**TASK DESCRIPTION:**
Look for the string "attitude" in the lines and copy each line that has it.

Figure contents as structured data
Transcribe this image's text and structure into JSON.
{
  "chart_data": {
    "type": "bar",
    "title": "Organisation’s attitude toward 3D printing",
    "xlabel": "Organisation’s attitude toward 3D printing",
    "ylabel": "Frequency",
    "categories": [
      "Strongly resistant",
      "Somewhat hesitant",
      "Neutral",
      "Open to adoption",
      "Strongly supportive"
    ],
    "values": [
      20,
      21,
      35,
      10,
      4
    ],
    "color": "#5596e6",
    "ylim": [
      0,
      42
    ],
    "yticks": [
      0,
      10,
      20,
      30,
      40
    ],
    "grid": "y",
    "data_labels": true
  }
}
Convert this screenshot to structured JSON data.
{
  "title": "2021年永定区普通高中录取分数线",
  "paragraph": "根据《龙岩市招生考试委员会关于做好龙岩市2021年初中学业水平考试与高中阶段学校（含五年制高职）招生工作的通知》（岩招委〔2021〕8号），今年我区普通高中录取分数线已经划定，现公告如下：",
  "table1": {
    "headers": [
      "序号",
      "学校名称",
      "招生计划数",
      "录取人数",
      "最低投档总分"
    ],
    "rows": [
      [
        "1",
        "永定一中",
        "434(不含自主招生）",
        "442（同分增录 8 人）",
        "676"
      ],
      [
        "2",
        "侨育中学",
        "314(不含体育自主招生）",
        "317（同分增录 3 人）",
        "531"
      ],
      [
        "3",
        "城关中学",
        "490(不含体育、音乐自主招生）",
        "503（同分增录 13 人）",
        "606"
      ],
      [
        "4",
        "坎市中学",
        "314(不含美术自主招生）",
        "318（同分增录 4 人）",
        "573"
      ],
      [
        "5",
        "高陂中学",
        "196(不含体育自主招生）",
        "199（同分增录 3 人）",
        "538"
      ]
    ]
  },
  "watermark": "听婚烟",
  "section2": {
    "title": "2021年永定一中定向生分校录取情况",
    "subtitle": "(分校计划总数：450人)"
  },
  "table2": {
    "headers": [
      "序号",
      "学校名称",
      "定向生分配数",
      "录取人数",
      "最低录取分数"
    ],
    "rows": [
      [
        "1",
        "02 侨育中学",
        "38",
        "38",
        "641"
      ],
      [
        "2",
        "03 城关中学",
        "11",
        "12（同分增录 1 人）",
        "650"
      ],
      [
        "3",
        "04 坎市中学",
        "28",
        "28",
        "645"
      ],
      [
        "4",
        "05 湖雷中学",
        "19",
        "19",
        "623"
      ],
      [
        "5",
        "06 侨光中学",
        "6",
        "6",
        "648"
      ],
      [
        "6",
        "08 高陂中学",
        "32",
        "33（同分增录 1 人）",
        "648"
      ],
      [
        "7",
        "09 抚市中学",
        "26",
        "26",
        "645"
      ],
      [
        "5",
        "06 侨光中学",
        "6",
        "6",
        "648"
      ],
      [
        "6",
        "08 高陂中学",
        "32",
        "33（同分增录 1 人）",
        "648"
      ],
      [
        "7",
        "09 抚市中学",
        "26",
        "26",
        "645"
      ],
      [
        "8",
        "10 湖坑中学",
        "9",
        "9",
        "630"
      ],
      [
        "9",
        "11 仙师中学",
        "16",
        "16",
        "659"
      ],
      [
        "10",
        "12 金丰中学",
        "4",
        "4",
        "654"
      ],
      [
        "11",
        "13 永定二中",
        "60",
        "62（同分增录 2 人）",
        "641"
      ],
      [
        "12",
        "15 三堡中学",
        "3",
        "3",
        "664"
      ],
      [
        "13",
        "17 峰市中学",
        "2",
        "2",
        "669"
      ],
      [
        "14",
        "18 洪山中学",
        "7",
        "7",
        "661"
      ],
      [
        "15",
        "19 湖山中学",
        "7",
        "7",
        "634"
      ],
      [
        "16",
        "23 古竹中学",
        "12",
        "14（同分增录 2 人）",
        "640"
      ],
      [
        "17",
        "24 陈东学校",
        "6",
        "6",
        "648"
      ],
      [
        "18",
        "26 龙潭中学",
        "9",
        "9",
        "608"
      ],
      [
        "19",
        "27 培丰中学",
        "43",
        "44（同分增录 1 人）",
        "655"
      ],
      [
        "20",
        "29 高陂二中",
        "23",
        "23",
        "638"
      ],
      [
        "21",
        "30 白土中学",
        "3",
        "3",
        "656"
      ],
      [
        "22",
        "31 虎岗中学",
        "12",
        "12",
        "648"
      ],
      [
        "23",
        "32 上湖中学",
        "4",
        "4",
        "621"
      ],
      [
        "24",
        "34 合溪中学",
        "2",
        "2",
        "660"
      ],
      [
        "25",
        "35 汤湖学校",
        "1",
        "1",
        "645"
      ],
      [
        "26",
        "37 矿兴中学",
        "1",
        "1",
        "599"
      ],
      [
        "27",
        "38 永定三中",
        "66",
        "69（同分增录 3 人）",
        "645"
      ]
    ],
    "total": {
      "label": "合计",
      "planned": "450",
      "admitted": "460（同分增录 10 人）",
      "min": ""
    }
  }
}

**RESPONSE BELOW:**
    "title": "Organisation’s attitude toward 3D printing",
    "xlabel": "Organisation’s attitude toward 3D printing",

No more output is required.